### PASSAGE PROVIDED
Many of my traditional blog post live on this site, but a great majority of my social-style posts can be found on my much-busier microbloging site at updates.passthejoe.net. It's busier because my BlogPoster "microblogging" script generates short, Twitter-style posts from the Linux or Windows (or anywhere you can run Ruby with too many Gems) command line, uploads them to the web server and send them out on my Twitter and Mastodon feeds.
I used to post to this blog via scripts and Unix/Linux utilities (curl and Unison) that helped me mirror the files locally and on the server. Since this site recently moved hosts, none of that is set up. I'm just using SFTP and SSH to write posts and manage the site.
Disqus comments are not live just yet because I'm not sure about what I'm going to do for the domain on this site. I'll probably restore the old domain at first just to have some continuity, but for now I like using the "free" domain from this site's new host, NearlyFreeSpeech.net.
How could I have missed this until now? Technology book publisher Packt Publishing offers a different free e-book every weekday.
I found out through Reddit, where Packt has its own subreddit in which it announces a new title every Monday through Friday.
The catch? You have to register with Packt to claim the e-books. It's just like registering for O'Reilly, except Packt gives out a ton of free books.
And each book is only available for a day. So you have to check the subreddit or Packt's Free Learning page every day.
And they're not the "sponsored" books that other publishers often hand out.
Instead, these Packt books are "real" tech books. They recently offered "Learning JavaScript Data Structures and Algorithms - Second Edition," by Loiane Groner, which I was happy to pay for a few days prior. (At least it was on sale).
But I've gotten a few books that really interest me over the past week. And you can manage them through your online account, downloading the formats you need.
Just like with O'Reilly (and with the Pragmatic bookshelf, Manning Publications and Leanpub), ordering through their websites instead of Amazon gets you a lot more flexibility (PDFs, epub, mobi) and often a better price. For me, it's worth it to get both the PDF and the Kindle version of the books, even if the indie publisher is charging a few bucks more than Amazon.
Some publishers, including PragProg and Manning, only sell their print books through Amazon. To get the ebooks, you have to go through them (and I am happy to do so).
Update: This issue went away in a normal install. I presume that the added firmware during installation took care of the WiFi issues.
Original entry begins here:
I was just saying how compatible my now-3-year-old HP Pavilion g6-2210us laptop is with Linux at its advanced age. Everything in Fedora works with no tweaking, no modifications.
So I wanted to try Ubuntu 16.04 (with Unity even). First I used Unetbootin to put the ISO on a USB key. That didn't seem to work, though I had enough trouble getting the display to work that the problem could very well lie elsewhere.
So I used dd to put the ISO on the USB:
sudo dd if=/path/to/ISO of=/dev/sdb bs=8M
That worked. I booted into Ubuntu 16.04. Then I still had a blank screen. I tried to switch to a virtual terminal with ctrl-alt-F2, and eventually hit all the ctrl-alt-number combinations, after which ctrl-alt-F7 got me the graphical desktop.
That very well could have worked with my Unetbootin-created bootable USB stick.

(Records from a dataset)
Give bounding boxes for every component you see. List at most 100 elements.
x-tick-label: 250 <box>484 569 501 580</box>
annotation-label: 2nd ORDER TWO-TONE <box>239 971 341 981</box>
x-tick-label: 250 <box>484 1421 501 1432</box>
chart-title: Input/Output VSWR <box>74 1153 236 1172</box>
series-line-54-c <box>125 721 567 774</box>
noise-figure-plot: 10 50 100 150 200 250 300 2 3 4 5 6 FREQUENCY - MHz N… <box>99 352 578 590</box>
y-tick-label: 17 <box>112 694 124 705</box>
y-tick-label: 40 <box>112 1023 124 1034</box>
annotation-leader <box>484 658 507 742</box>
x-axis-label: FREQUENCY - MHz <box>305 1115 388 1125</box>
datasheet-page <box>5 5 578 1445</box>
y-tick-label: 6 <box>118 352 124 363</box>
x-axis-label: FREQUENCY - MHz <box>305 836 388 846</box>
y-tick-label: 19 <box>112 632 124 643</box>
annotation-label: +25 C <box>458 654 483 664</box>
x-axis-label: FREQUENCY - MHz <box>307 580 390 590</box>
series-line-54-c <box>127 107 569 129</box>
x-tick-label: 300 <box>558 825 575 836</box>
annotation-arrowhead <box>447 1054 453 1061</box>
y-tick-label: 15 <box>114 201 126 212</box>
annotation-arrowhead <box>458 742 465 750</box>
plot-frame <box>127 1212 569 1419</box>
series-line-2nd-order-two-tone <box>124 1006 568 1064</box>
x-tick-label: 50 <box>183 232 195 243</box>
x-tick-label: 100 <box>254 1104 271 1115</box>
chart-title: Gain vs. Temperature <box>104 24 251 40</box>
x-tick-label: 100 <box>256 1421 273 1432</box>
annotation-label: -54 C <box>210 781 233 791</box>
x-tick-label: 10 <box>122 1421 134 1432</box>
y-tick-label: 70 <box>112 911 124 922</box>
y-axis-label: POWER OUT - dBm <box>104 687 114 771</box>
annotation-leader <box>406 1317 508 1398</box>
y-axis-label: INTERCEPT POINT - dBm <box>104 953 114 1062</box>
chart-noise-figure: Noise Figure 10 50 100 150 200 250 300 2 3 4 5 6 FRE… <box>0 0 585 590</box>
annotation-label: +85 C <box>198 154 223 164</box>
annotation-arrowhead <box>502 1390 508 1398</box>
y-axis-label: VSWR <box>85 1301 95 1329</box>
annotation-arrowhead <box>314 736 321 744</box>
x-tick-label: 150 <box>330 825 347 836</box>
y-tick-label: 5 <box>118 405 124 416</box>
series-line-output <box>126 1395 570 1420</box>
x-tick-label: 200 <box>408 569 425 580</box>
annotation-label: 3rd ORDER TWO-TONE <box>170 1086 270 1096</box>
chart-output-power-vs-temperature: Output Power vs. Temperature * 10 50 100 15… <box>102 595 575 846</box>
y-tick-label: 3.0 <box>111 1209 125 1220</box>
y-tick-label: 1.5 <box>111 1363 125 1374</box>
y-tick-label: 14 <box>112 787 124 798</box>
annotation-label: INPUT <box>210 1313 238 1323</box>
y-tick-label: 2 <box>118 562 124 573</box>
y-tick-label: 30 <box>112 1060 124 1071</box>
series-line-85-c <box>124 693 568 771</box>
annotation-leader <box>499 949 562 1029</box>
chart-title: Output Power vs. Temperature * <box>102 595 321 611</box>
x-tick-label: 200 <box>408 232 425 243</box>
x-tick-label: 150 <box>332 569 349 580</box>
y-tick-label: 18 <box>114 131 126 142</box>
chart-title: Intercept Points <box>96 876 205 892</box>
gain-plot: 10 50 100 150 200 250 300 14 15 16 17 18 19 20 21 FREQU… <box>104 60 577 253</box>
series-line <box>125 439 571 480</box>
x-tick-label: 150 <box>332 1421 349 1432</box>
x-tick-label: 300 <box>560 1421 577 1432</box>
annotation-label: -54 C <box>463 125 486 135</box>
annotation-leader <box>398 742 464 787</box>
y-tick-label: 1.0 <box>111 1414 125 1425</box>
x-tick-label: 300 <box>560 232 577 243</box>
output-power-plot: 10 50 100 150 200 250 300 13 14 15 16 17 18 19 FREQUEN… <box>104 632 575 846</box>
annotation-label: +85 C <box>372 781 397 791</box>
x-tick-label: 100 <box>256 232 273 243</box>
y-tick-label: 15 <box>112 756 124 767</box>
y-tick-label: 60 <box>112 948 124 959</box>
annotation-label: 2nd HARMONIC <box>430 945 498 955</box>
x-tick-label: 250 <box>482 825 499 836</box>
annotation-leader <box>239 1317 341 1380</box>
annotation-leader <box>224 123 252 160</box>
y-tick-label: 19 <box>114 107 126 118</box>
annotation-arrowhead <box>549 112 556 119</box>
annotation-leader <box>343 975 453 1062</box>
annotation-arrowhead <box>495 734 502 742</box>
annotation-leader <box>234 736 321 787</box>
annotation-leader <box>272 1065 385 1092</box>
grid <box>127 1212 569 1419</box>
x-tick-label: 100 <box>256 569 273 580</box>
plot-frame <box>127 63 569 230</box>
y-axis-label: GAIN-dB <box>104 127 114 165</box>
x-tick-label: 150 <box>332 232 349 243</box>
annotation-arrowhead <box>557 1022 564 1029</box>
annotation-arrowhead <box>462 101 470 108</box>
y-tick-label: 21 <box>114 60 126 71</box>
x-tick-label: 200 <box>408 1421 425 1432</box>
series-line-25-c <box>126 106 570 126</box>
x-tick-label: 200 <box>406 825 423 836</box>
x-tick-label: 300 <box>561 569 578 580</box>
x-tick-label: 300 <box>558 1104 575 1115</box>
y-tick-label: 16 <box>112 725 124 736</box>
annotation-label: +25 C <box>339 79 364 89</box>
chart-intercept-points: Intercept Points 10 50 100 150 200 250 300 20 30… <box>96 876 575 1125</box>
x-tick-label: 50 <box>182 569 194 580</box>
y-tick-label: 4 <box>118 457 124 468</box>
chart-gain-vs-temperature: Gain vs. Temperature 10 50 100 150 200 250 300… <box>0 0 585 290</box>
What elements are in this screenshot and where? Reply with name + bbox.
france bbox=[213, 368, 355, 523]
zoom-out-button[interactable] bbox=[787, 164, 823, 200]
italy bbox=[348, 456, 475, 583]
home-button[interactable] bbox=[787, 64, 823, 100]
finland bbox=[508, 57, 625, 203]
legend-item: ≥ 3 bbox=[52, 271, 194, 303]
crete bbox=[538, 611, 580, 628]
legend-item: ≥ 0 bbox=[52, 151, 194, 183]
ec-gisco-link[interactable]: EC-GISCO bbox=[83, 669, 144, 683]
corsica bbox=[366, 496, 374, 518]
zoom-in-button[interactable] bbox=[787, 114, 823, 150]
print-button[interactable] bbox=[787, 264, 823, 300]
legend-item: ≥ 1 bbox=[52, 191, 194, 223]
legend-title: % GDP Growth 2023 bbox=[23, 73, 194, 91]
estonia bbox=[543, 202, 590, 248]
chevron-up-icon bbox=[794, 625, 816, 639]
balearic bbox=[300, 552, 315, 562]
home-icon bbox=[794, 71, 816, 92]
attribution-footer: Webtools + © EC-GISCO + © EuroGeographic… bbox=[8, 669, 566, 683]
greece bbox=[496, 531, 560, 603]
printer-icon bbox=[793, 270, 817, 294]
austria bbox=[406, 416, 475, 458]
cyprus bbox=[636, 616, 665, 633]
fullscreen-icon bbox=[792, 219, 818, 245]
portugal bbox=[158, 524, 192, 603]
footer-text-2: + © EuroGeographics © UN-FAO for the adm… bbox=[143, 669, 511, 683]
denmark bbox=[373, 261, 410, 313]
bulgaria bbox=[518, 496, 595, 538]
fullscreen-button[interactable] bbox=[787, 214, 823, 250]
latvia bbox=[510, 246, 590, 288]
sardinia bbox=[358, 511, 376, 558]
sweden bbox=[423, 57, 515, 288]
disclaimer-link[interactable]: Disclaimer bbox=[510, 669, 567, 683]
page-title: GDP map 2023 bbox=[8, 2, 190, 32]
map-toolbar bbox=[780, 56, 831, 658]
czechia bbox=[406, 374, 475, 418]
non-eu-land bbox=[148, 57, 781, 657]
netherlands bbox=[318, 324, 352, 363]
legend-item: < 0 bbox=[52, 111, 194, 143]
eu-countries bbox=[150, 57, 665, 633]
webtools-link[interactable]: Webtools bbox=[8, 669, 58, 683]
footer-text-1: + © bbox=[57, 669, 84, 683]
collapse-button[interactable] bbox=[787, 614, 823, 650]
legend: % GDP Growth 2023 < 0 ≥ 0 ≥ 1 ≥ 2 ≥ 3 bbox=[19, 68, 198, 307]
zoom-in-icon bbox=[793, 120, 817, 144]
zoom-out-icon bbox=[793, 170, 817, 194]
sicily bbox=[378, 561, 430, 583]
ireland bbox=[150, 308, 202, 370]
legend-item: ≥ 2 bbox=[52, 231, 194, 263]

### WHAT YOU SHOULD DO
According to the blog posts above, how often does Packt Publishing offer a different free e-book?

### RESULT OF THE TASK
Packt Publishing offers a different free e-book every weekday.